### Directions:
Return all the data below as it stands, minus the pictures.

--- start of Records supplied ---

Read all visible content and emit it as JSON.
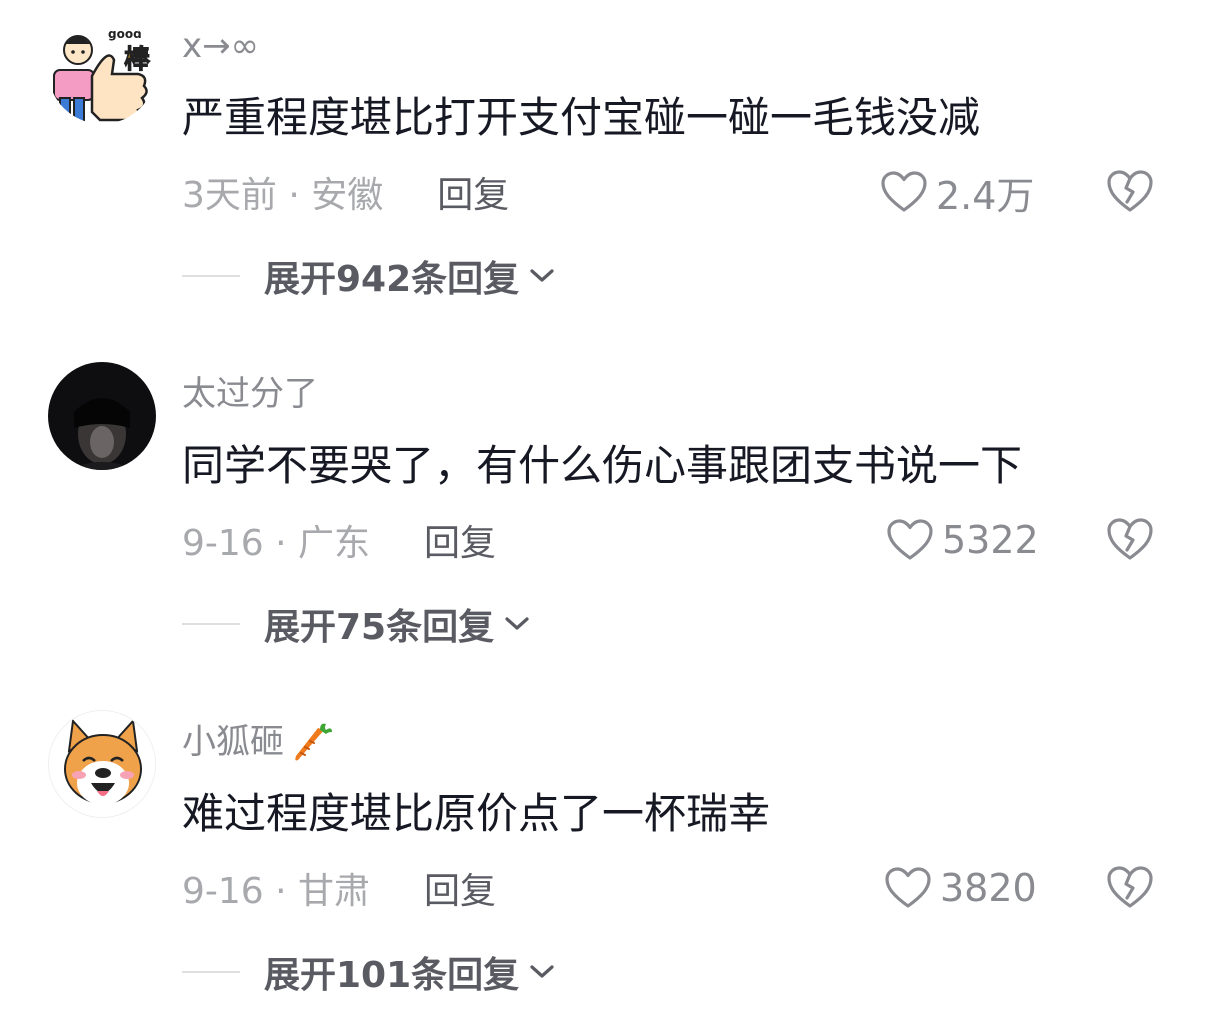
{
  "comments": [
    {
      "username": "x→∞",
      "text": "严重程度堪比打开支付宝碰一碰一毛钱没减",
      "meta": "3天前 · 安徽",
      "reply_label": "回复",
      "likes": "2.4万",
      "expand_label": "展开942条回复",
      "avatar_icon": "good-thumbs-up-cartoon"
    },
    {
      "username": "太过分了",
      "text": "同学不要哭了，有什么伤心事跟团支书说一下",
      "meta": "9-16 · 广东",
      "reply_label": "回复",
      "likes": "5322",
      "expand_label": "展开75条回复",
      "avatar_icon": "dark-portrait-photo"
    },
    {
      "username": "小狐砸",
      "username_emoji": "carrot-emoji",
      "text": "难过程度堪比原价点了一杯瑞幸",
      "meta": "9-16 · 甘肃",
      "reply_label": "回复",
      "likes": "3820",
      "expand_label": "展开101条回复",
      "avatar_icon": "shiba-dog-cartoon"
    }
  ],
  "icons": {
    "like": "heart-outline-icon",
    "dislike": "broken-heart-icon",
    "expand": "chevron-down-icon"
  },
  "colors": {
    "username": "#8a8b91",
    "text": "#161823",
    "meta": "#a8a9ad",
    "reply": "#5a5b62"
  }
}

--- end of Records supplied ---

### Response below:
Read all visible content and emit it as JSON.
{
  "comments": [
    {
      "username": "x→∞",
      "text": "严重程度堪比打开支付宝碰一碰一毛钱没减",
      "meta": "3天前 · 安徽",
      "reply_label": "回复",
      "likes": "2.4万",
      "expand_label": "展开942条回复",
      "avatar_icon": "good-thumbs-up-cartoon"
    },
    {
      "username": "太过分了",
      "text": "同学不要哭了，有什么伤心事跟团支书说一下",
      "meta": "9-16 · 广东",
      "reply_label": "回复",
      "likes": "5322",
      "expand_label": "展开75条回复",
      "avatar_icon": "dark-portrait-photo"
    },
    {
      "username": "小狐砸",
      "username_emoji": "carrot-emoji",
      "text": "难过程度堪比原价点了一杯瑞幸",
      "meta": "9-16 · 甘肃",
      "reply_label": "回复",
      "likes": "3820",
      "expand_label": "展开101条回复",
      "avatar_icon": "shiba-dog-cartoon"
    }
  ],
  "icons": {
    "like": "heart-outline-icon",
    "dislike": "broken-heart-icon",
    "expand": "chevron-down-icon"
  },
  "colors": {
    "username": "#8a8b91",
    "text": "#161823",
    "meta": "#a8a9ad",
    "reply": "#5a5b62"
  }
}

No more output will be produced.